(Data excerpts)
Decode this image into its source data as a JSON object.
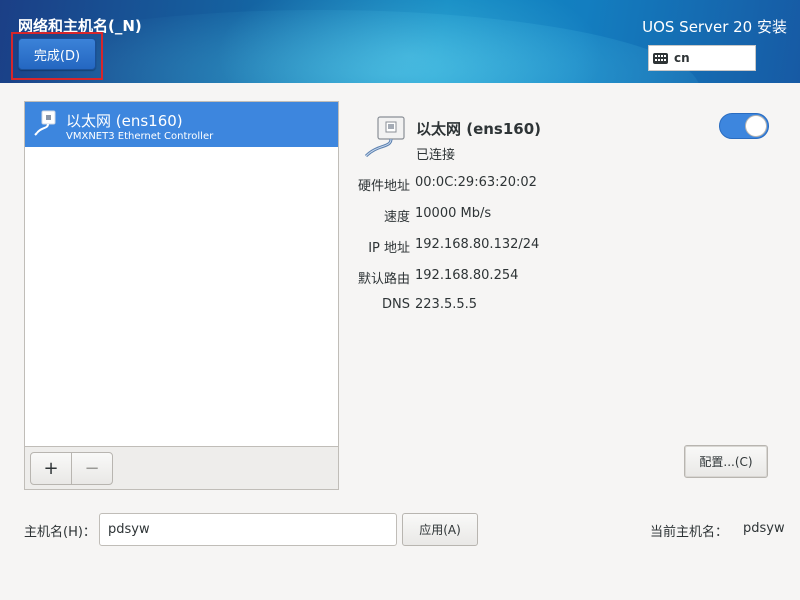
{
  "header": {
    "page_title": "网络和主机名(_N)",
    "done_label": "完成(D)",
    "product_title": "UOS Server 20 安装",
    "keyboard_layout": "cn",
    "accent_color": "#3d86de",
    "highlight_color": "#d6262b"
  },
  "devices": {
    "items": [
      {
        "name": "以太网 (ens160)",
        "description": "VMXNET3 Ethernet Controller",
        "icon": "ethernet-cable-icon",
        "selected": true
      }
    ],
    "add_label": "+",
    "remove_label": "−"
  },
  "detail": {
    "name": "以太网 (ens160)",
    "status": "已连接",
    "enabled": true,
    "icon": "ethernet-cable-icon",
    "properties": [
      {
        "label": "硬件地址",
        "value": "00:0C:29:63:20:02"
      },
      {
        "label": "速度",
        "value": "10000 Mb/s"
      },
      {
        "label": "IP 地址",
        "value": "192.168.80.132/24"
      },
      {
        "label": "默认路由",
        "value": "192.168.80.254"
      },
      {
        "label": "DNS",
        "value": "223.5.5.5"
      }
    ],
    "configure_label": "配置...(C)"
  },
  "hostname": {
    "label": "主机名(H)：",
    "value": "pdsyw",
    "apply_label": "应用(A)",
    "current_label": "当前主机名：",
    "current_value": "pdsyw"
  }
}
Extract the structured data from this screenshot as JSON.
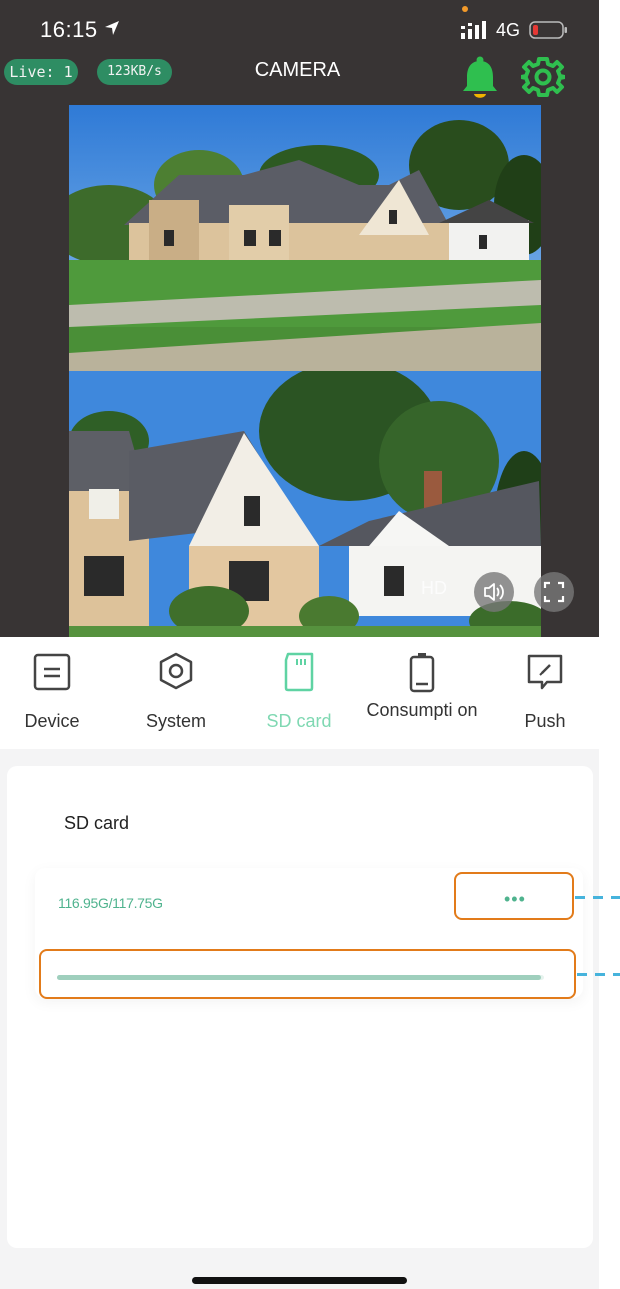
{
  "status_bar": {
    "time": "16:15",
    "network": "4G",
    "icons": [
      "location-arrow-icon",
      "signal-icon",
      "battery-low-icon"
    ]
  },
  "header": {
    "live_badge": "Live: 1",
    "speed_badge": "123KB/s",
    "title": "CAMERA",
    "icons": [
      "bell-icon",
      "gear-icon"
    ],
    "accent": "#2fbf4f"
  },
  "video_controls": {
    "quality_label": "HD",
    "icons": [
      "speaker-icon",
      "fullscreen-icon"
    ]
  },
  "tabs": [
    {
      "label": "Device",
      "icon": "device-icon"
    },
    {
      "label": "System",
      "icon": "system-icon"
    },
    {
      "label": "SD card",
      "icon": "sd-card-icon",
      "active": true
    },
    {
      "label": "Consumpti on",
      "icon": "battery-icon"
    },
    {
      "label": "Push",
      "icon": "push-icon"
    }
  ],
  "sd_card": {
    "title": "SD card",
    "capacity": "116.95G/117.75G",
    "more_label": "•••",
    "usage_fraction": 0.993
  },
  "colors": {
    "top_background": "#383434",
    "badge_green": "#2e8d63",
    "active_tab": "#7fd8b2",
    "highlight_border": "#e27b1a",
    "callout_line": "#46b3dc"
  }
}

_Exercise requirements:_ Lines from the records above that hold "true" are the ones to list.

_Result for this exercise:_
        "selected": true
    "enabled": true,
      "active": true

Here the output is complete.